---------- Input data ----------
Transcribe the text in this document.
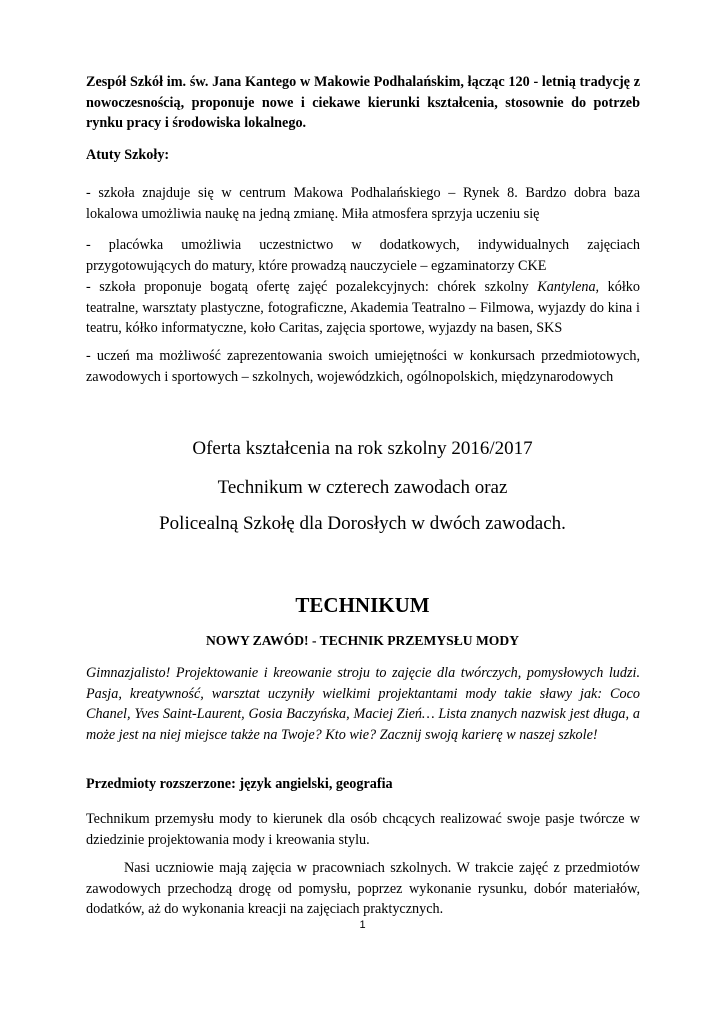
Zespół Szkół im. św. Jana Kantego w Makowie Podhalańskim, łącząc 120 - letnią tradycję z nowoczesnością, proponuje nowe i ciekawe kierunki kształcenia, stosownie do potrzeb rynku pracy i środowiska lokalnego.

Atuty Szkoły:

- szkoła znajduje się w centrum Makowa Podhalańskiego – Rynek 8. Bardzo dobra baza lokalowa umożliwia naukę na jedną zmianę. Miła atmosfera sprzyja uczeniu się

- placówka umożliwia uczestnictwo w dodatkowych, indywidualnych zajęciach przygotowujących do matury, które prowadzą nauczyciele – egzaminatorzy CKE

- szkoła proponuje bogatą ofertę zajęć pozalekcyjnych: chórek szkolny Kantylena, kółko teatralne, warsztaty plastyczne, fotograficzne, Akademia Teatralno – Filmowa, wyjazdy do kina i teatru, kółko informatyczne, koło Caritas, zajęcia sportowe, wyjazdy na basen, SKS

- uczeń ma możliwość zaprezentowania swoich umiejętności w konkursach przedmiotowych, zawodowych i sportowych – szkolnych, wojewódzkich, ogólnopolskich, międzynarodowych

Oferta kształcenia na rok szkolny 2016/2017
Technikum w czterech zawodach oraz
Policealną Szkołę dla Dorosłych w dwóch zawodach.
TECHNIKUM
NOWY ZAWÓD! - TECHNIK PRZEMYSŁU MODY

Gimnazjalisto! Projektowanie i kreowanie stroju to zajęcie dla twórczych, pomysłowych ludzi. Pasja, kreatywność, warsztat uczyniły wielkimi projektantami mody takie sławy jak: Coco Chanel, Yves Saint-Laurent, Gosia Baczyńska, Maciej Zień… Lista znanych nazwisk jest długa, a może jest na niej miejsce także na Twoje? Kto wie? Zacznij swoją karierę w naszej szkole!

Przedmioty rozszerzone: język angielski, geografia

Technikum przemysłu mody to kierunek dla osób chcących realizować swoje pasje twórcze w dziedzinie projektowania mody i kreowania stylu.

Nasi uczniowie mają zajęcia w pracowniach szkolnych. W trakcie zajęć z przedmiotów zawodowych przechodzą drogę od pomysłu, poprzez wykonanie rysunku, dobór materiałów, dodatków, aż do wykonania kreacji na zajęciach praktycznych.

1
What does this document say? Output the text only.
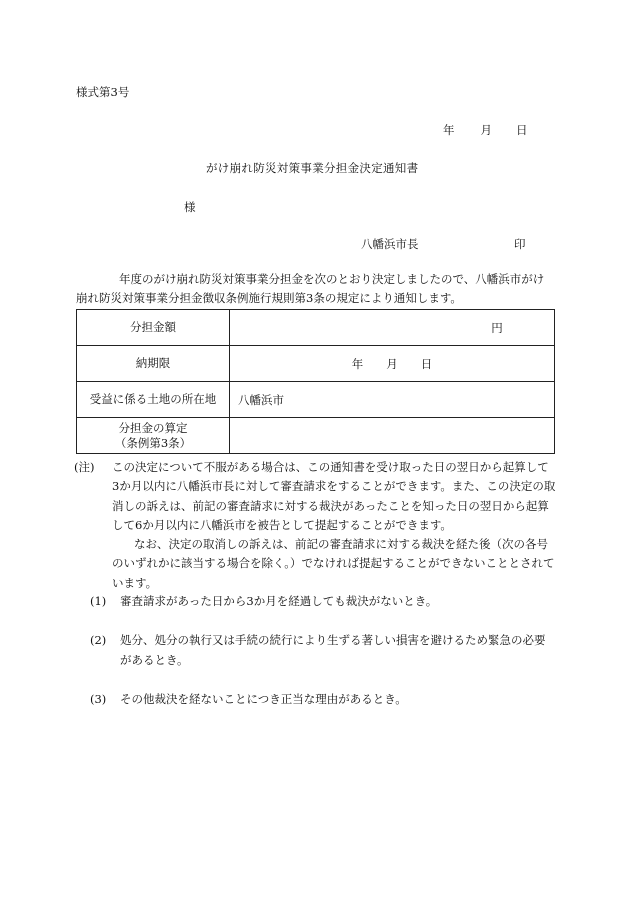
様式第3号
年 月 日
がけ崩れ防災対策事業分担金決定通知書
様
八幡浜市長	印
年度のがけ崩れ防災対策事業分担金を次のとおり決定しましたので、八幡浜市がけ崩れ防災対策事業分担金徴収条例施行規則第3条の規定により通知します。
分担金額	円
納期限	年　　月　　日
受益に係る土地の所在地	八幡浜市

分担金の算定
（条例第3条）	

(注)	この決定について不服がある場合は、この通知書を受け取った日の翌日から起算して3か月以内に八幡浜市長に対して審査請求をすることができます。また、この決定の取消しの訴えは、前記の審査請求に対する裁決があったことを知った日の翌日から起算して6か月以内に八幡浜市を被告として提起することができます。
なお、決定の取消しの訴えは、前記の審査請求に対する裁決を経た後（次の各号のいずれかに該当する場合を除く。）でなければ提起することができないこととされています。
(1)	審査請求があった日から3か月を経過しても裁決がないとき。
(2)	処分、処分の執行又は手続の続行により生ずる著しい損害を避けるため緊急の必要があるとき。
(3)	その他裁決を経ないことにつき正当な理由があるとき。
----------
#### Required task
Transcribe all of the material exactly, leaving out whatever pictures it contains.

#### Response for this exercise
Transcribe the text in this document.
Zespół Szkół im. św. Jana Kantego w Makowie Podhalańskim, łącząc 120 - letnią tradycję z nowoczesnością, proponuje nowe i ciekawe kierunki kształcenia, stosownie do potrzeb rynku pracy i środowiska lokalnego.

Atuty Szkoły:

- szkoła znajduje się w centrum Makowa Podhalańskiego – Rynek 8. Bardzo dobra baza lokalowa umożliwia naukę na jedną zmianę. Miła atmosfera sprzyja uczeniu się

- placówka umożliwia uczestnictwo w dodatkowych, indywidualnych zajęciach przygotowujących do matury, które prowadzą nauczyciele – egzaminatorzy CKE

- szkoła proponuje bogatą ofertę zajęć pozalekcyjnych: chórek szkolny Kantylena, kółko teatralne, warsztaty plastyczne, fotograficzne, Akademia Teatralno – Filmowa, wyjazdy do kina i teatru, kółko informatyczne, koło Caritas, zajęcia sportowe, wyjazdy na basen, SKS

- uczeń ma możliwość zaprezentowania swoich umiejętności w konkursach przedmiotowych, zawodowych i sportowych – szkolnych, wojewódzkich, ogólnopolskich, międzynarodowych

Oferta kształcenia na rok szkolny 2016/2017
Technikum w czterech zawodach oraz
Policealną Szkołę dla Dorosłych w dwóch zawodach.
TECHNIKUM
NOWY ZAWÓD! - TECHNIK PRZEMYSŁU MODY

Gimnazjalisto! Projektowanie i kreowanie stroju to zajęcie dla twórczych, pomysłowych ludzi. Pasja, kreatywność, warsztat uczyniły wielkimi projektantami mody takie sławy jak: Coco Chanel, Yves Saint-Laurent, Gosia Baczyńska, Maciej Zień… Lista znanych nazwisk jest długa, a może jest na niej miejsce także na Twoje? Kto wie? Zacznij swoją karierę w naszej szkole!

Przedmioty rozszerzone: język angielski, geografia

Technikum przemysłu mody to kierunek dla osób chcących realizować swoje pasje twórcze w dziedzinie projektowania mody i kreowania stylu.

Nasi uczniowie mają zajęcia w pracowniach szkolnych. W trakcie zajęć z przedmiotów zawodowych przechodzą drogę od pomysłu, poprzez wykonanie rysunku, dobór materiałów, dodatków, aż do wykonania kreacji na zajęciach praktycznych.

1
What does this document say? Output the text only.
様式第3号
年 月 日
がけ崩れ防災対策事業分担金決定通知書
様
八幡浜市長	印
年度のがけ崩れ防災対策事業分担金を次のとおり決定しましたので、八幡浜市がけ崩れ防災対策事業分担金徴収条例施行規則第3条の規定により通知します。
分担金額	円
納期限	年　　月　　日
受益に係る土地の所在地	八幡浜市

分担金の算定
（条例第3条）	

(注)	この決定について不服がある場合は、この通知書を受け取った日の翌日から起算して3か月以内に八幡浜市長に対して審査請求をすることができます。また、この決定の取消しの訴えは、前記の審査請求に対する裁決があったことを知った日の翌日から起算して6か月以内に八幡浜市を被告として提起することができます。
なお、決定の取消しの訴えは、前記の審査請求に対する裁決を経た後（次の各号のいずれかに該当する場合を除く。）でなければ提起することができないこととされています。
(1)	審査請求があった日から3か月を経過しても裁決がないとき。
(2)	処分、処分の執行又は手続の続行により生ずる著しい損害を避けるため緊急の必要があるとき。
(3)	その他裁決を経ないことにつき正当な理由があるとき。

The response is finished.